-- begin Supplied data --
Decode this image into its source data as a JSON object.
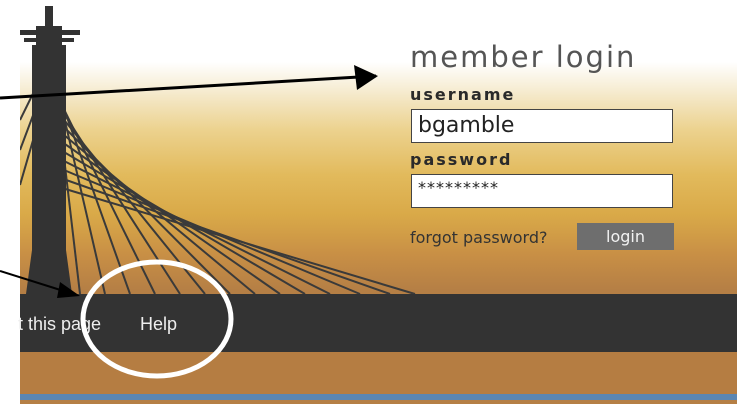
{
  "login": {
    "title": "member login",
    "username_label": "username",
    "username_value": "bgamble",
    "password_label": "password",
    "password_value": "*********",
    "forgot_label": "forgot password?",
    "login_label": "login"
  },
  "nav": {
    "items": [
      "t this page",
      "Help"
    ]
  }
}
-- end Supplied data --
Retype each record exactly as it stands, but do not include the pictures.

_Answer to the task_.
Decode this image into its source data as a JSON object.
{
  "login": {
    "title": "member login",
    "username_label": "username",
    "username_value": "bgamble",
    "password_label": "password",
    "password_value": "*********",
    "forgot_label": "forgot password?",
    "login_label": "login"
  },
  "nav": {
    "items": [
      "t this page",
      "Help"
    ]
  }
}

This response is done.